TEXTO PROPORCIONADO:
En sus viajes oficiales se le veía casi siempre aburrido, sin saber qué aportaba exactamente su presencia en un país extranjero. Su obsesión por la intimidad llegó a tales límites que en el bautizo de su hija Carlota no permitió que hubiera según qué fotógrafos. La prensa también lo criticó sin piedad y tuvo que acabar dando una entrevista a televisión para hacer frente a los comentarios.

Un giro de 180 grados

Frente a semejante escenario, Kate demostró una fuerza de voluntad descomunal y consiguió dar la vuelta a la situación. Puede que no atesore un carisma descomunal ni una belleza arrebatadora, pero sabe lo que quiere, es muy ambiciosa y aprende rápido. Por ello, contrató a alguien que la ayudase con sus discursos públicos, se rodeó de un nuevo equipo y diseñó un nuevo perfil, mucho más ejecutivo y ambicioso: adiós a su imagen de mera influencer de moda, hola a una mujer con un portfolio de actividades muy cuidado y estratégico.

Una persona en concreto tuvo un papel clave a la hora de operar semejante cambio: Catherine Quinn, una mujer educada en Oxford, con experiencia como Directora de Operaciones en la Said Business School y como Jefa de Donaciones de la fundación Welcome Trust, una de las instituciones caritativas más prestigiosas de Inglaterra.

TAREA A REALIZAR:
Según el texto sobre Kate, ¿en qué fundación fue Catherine Quinn Jefa de Donaciones?

INFORMACIÓN:
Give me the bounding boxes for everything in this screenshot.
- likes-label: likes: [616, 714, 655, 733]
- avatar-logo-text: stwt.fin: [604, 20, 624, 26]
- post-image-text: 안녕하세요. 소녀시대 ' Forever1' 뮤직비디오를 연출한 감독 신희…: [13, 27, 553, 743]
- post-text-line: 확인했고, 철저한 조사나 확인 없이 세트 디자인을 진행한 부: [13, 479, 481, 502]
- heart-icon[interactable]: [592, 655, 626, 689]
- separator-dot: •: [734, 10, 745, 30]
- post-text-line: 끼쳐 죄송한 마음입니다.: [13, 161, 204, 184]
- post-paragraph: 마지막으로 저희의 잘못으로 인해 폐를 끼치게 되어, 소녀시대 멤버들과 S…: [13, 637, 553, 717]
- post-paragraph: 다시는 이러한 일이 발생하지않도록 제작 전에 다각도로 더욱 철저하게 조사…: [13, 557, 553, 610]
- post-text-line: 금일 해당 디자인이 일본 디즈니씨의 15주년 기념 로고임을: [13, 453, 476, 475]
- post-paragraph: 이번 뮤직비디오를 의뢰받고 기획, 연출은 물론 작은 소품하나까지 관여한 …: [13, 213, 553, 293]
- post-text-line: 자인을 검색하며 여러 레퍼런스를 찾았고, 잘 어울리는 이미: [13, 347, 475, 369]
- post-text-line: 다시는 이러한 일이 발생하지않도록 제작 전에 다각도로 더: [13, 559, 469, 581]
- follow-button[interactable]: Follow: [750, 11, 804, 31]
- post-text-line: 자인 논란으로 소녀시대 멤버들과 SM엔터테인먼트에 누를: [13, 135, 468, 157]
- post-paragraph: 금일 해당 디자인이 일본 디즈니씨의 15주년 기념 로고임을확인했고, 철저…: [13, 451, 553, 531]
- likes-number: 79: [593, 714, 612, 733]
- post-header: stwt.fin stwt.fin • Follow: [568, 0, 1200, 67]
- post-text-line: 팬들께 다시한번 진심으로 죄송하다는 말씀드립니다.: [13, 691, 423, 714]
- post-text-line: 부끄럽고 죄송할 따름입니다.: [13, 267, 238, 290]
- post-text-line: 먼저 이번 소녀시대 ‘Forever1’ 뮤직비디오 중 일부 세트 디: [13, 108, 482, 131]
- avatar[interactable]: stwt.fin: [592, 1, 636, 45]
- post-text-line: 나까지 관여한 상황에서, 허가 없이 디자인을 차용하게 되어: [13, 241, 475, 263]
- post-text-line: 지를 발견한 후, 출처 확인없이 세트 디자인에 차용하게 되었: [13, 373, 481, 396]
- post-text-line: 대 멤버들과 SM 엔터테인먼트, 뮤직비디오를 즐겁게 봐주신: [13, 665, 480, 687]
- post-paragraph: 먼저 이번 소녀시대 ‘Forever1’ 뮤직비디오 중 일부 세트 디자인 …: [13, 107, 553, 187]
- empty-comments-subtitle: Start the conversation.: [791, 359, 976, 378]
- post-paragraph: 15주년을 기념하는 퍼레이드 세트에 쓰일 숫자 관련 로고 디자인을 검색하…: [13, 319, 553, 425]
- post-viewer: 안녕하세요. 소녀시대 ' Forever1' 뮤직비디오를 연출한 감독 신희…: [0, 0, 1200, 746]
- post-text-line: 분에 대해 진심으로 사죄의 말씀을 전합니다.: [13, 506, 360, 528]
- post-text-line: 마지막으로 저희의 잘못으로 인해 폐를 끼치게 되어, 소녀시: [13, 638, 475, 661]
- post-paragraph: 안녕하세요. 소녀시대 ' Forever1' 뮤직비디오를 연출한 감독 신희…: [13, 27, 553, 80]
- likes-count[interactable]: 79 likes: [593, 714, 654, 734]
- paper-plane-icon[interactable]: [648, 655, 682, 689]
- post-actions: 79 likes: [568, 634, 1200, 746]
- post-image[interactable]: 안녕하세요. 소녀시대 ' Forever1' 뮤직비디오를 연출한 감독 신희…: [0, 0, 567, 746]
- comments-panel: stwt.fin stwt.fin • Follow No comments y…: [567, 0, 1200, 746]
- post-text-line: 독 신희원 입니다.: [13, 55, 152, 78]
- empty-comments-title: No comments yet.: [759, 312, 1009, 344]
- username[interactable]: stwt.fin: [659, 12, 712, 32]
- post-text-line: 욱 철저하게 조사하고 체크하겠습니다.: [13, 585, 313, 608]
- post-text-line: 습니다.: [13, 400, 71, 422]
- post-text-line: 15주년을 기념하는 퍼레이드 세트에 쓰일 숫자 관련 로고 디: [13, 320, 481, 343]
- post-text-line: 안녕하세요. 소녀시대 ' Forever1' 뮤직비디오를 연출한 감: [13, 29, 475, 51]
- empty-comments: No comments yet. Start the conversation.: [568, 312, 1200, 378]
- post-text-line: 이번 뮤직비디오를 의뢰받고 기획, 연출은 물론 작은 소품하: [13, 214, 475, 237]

ESPACIO DE RESPUESTA:
En la fundación Welcome Trust.